__What is required__: Restate, word for word, all of the material shown below.

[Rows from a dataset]
★ ★ ★ ★ ★ ★ ★

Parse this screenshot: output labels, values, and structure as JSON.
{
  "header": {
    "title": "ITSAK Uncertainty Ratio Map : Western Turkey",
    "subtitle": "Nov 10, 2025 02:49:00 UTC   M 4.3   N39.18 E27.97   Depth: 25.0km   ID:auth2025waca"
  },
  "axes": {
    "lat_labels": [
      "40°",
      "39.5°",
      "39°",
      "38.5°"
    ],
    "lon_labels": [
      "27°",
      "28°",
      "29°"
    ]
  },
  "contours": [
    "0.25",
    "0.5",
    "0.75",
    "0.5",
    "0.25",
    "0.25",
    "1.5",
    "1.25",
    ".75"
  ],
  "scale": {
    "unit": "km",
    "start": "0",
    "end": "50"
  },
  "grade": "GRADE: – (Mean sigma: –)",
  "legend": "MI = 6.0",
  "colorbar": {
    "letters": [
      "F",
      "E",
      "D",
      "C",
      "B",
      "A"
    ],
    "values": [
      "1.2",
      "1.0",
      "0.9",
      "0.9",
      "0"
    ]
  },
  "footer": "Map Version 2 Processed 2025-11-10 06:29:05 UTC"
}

★ ★ ★ ★ ★ ★ ★

__Full response__:
Parse this screenshot: output labels, values, and structure as JSON.
{
  "header": {
    "title": "ITSAK Uncertainty Ratio Map : Western Turkey",
    "subtitle": "Nov 10, 2025 02:49:00 UTC   M 4.3   N39.18 E27.97   Depth: 25.0km   ID:auth2025waca"
  },
  "axes": {
    "lat_labels": [
      "40°",
      "39.5°",
      "39°",
      "38.5°"
    ],
    "lon_labels": [
      "27°",
      "28°",
      "29°"
    ]
  },
  "contours": [
    "0.25",
    "0.5",
    "0.75",
    "0.5",
    "0.25",
    "0.25",
    "1.5",
    "1.25",
    ".75"
  ],
  "scale": {
    "unit": "km",
    "start": "0",
    "end": "50"
  },
  "grade": "GRADE: – (Mean sigma: –)",
  "legend": "MI = 6.0",
  "colorbar": {
    "letters": [
      "F",
      "E",
      "D",
      "C",
      "B",
      "A"
    ],
    "values": [
      "1.2",
      "1.0",
      "0.9",
      "0.9",
      "0"
    ]
  },
  "footer": "Map Version 2 Processed 2025-11-10 06:29:05 UTC"
}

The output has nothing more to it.